JOB: Tally every line of the material that includes "Table", then give the tally and nothing else.

──────── DATA FOR THIS TASK ────────

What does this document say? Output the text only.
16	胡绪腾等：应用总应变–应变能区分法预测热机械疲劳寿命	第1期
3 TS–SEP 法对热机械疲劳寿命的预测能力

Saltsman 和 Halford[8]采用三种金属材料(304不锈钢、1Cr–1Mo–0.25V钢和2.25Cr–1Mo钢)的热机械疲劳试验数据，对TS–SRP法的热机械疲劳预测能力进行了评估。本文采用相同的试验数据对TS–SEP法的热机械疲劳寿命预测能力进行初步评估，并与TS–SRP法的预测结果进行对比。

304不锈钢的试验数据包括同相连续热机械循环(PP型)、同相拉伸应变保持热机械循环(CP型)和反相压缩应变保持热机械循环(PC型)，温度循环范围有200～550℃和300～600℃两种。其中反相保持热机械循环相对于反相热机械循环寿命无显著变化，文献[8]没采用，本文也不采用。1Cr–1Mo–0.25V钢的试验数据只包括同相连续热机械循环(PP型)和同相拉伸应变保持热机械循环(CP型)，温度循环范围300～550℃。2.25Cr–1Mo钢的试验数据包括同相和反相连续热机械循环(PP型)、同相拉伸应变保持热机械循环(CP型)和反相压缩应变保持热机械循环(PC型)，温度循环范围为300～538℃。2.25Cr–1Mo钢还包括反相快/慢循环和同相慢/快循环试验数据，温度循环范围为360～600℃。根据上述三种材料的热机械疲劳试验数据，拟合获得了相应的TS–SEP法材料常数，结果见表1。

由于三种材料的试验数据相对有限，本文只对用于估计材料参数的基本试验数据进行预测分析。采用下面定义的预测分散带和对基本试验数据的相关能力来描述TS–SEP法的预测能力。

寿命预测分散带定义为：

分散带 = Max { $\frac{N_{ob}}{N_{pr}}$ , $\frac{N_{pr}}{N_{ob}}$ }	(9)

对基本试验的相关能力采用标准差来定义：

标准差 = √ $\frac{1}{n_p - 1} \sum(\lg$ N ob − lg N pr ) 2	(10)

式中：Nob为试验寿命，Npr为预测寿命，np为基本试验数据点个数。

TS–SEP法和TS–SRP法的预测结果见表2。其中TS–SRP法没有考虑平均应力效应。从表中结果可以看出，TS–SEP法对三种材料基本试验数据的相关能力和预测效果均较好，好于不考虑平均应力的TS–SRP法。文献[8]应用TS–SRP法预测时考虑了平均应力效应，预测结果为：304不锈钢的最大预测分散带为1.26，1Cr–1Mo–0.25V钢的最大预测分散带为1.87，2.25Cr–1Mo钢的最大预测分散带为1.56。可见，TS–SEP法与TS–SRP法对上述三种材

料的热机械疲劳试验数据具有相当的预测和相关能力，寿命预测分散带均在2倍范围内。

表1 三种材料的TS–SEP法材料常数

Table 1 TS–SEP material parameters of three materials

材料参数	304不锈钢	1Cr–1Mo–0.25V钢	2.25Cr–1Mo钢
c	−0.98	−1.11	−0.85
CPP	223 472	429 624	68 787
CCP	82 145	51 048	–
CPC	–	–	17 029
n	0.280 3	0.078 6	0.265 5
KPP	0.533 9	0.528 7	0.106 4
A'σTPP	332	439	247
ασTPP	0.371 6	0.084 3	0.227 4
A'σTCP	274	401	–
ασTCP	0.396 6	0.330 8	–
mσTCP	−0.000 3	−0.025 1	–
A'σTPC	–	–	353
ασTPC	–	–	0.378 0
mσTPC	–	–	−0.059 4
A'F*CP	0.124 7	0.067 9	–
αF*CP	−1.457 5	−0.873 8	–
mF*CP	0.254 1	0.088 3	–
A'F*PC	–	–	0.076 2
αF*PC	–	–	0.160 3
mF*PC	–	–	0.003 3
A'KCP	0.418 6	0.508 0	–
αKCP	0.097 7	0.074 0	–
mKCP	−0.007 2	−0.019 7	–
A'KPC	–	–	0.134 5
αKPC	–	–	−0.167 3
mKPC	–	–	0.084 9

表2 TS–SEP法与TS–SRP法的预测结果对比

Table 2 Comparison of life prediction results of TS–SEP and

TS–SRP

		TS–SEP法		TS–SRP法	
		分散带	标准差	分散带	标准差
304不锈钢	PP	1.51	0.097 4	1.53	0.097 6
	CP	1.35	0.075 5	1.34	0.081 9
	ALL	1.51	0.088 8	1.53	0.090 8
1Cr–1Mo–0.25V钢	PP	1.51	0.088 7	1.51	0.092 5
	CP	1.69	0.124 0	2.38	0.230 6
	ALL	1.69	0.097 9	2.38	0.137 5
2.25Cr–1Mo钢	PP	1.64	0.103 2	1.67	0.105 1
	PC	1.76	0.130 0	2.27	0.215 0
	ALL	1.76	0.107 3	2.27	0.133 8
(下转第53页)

────────

SOLUTION TO THIS TASK: 2